Deine Aufgabe.
Wiederhole aus der Filmkritik zu „Ondine“ wortgetreu die Passage zwischen „Ebenfalls recht märchenhaft“ und „23./25.–29. 12. Central)“, beide einschließlich.

Vorgegebener Text.
===

Ebenfalls recht märchenhaft geht es in Neil Jordans „Ondine – Das Mädchen aus dem Meer“ zu: Da „fängt“ der irische Fischer Syracuse (Colin Farrell) in seinem Netz eine geheimnisvolle, ziemlich wortkarge junge Frau (Alicja Bachleda), um die seine nierenkranke Tochter Annie halb im Ernst, halb im Spaß die Legende einer Selkie spinnt. Die „Robbenfrau“ wird auf diese Weise zum Katalysator von Wünschen der Protagonisten nach jener heilen Familie, die sie allesamt nicht haben. Jordan inszeniert das Dramatische dabei bewusst undramatisch und mit hintergründigem Witz und kann sich auf exzellente Darsteller verlassen sowie auf seinen Kameramann Christopher Doyle, der in seinen Bildern die ganze raue Verwunschenheit der irischen Küstenlandschaft einfängt. (OmU, 23./25.–29. 12. Central)

===

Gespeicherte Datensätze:

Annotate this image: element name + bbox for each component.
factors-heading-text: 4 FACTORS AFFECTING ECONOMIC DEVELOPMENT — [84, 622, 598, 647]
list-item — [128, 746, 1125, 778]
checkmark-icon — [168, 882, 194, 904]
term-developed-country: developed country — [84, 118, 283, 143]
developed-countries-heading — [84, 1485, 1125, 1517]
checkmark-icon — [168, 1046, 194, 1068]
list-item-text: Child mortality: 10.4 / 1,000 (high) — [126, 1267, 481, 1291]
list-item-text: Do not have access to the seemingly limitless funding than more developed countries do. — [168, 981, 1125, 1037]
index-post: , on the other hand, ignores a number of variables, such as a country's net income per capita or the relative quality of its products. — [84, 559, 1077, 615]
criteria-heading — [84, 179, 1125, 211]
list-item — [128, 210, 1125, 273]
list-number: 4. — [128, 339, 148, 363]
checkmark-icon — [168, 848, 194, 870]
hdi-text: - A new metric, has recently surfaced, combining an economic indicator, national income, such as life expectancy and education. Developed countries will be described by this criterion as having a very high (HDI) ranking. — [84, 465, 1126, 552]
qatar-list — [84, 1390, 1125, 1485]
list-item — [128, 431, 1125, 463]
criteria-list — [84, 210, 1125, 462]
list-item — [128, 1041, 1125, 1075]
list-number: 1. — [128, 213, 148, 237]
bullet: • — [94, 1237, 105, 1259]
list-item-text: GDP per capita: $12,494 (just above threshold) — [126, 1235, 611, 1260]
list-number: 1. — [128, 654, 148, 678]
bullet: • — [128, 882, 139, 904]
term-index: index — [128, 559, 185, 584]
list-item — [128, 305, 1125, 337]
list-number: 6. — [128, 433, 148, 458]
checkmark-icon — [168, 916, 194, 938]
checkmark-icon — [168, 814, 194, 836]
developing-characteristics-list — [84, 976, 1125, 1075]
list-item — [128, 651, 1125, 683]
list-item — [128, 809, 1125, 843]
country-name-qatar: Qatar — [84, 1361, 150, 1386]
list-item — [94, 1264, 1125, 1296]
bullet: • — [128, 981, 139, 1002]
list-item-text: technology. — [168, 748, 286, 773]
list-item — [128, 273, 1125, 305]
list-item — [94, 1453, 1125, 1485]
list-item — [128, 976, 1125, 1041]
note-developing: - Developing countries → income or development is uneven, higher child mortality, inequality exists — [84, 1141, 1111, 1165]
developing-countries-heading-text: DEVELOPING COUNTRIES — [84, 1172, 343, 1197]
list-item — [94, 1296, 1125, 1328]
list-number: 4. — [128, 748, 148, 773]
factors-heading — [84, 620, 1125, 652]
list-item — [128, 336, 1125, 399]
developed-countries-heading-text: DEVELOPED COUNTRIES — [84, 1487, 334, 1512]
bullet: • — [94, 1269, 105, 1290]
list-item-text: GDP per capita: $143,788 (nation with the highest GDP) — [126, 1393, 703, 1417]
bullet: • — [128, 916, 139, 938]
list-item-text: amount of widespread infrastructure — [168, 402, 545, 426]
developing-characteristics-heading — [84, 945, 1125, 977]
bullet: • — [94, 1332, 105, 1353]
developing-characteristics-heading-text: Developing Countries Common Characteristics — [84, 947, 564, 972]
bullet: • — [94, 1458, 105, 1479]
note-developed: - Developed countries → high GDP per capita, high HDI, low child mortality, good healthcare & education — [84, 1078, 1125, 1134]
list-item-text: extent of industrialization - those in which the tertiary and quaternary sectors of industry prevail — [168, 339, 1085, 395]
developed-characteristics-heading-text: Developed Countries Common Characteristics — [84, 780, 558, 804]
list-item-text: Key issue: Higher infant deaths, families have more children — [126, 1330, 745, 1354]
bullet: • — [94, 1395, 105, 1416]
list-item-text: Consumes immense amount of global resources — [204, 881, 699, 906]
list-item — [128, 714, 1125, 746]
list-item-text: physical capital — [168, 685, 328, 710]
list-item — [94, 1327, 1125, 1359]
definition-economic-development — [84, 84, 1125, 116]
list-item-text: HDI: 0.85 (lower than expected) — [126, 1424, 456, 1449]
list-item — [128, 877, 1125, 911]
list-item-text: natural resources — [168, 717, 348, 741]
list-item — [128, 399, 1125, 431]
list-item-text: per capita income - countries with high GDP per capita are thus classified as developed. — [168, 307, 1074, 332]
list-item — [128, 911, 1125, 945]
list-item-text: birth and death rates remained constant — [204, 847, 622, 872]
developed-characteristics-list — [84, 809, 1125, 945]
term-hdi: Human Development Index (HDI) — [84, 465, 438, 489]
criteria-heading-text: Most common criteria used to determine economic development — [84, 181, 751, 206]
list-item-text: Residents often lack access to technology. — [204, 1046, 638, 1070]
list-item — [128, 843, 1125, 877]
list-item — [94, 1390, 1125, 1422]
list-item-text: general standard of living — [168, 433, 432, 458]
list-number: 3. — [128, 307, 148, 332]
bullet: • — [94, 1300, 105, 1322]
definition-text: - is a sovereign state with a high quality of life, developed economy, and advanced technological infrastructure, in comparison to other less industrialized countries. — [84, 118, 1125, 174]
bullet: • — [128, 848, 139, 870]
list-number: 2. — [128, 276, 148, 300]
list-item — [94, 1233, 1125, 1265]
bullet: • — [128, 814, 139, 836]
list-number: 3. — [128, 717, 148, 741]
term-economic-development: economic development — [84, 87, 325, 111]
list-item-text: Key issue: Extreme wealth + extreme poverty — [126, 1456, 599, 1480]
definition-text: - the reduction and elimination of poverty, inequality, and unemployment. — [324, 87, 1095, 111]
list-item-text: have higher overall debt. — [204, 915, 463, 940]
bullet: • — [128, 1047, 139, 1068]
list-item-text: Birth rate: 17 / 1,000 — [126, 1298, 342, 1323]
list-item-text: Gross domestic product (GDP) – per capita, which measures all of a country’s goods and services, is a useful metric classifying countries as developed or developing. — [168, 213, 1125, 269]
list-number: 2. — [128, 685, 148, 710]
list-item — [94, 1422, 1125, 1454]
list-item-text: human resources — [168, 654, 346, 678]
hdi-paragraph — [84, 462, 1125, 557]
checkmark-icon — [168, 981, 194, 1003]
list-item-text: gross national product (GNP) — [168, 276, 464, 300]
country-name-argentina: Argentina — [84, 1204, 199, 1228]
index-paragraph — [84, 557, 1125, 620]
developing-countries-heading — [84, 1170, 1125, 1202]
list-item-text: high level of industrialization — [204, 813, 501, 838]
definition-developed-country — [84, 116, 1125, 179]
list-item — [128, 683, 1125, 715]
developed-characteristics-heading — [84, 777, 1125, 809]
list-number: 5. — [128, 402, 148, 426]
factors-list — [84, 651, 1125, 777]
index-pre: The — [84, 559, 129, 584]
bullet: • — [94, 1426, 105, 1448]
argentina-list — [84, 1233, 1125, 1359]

===

Lösung.
Ebenfalls recht märchenhaft geht es in Neil Jordans „Ondine – Das Mädchen aus dem Meer“ zu: Da „fängt“ der irische Fischer Syracuse (Colin Farrell) in seinem Netz eine geheimnisvolle, ziemlich wortkarge junge Frau (Alicja Bachleda), um die seine nierenkranke Tochter Annie halb im Ernst, halb im Spaß die Legende einer Selkie spinnt. Die „Robbenfrau“ wird auf diese Weise zum Katalysator von Wünschen der Protagonisten nach jener heilen Familie, die sie allesamt nicht haben. Jordan inszeniert das Dramatische dabei bewusst undramatisch und mit hintergründigem Witz und kann sich auf exzellente Darsteller verlassen sowie auf seinen Kameramann Christopher Doyle, der in seinen Bildern die ganze raue Verwunschenheit der irischen Küstenlandschaft einfängt. (OmU, 23./25.–29. 12. Central)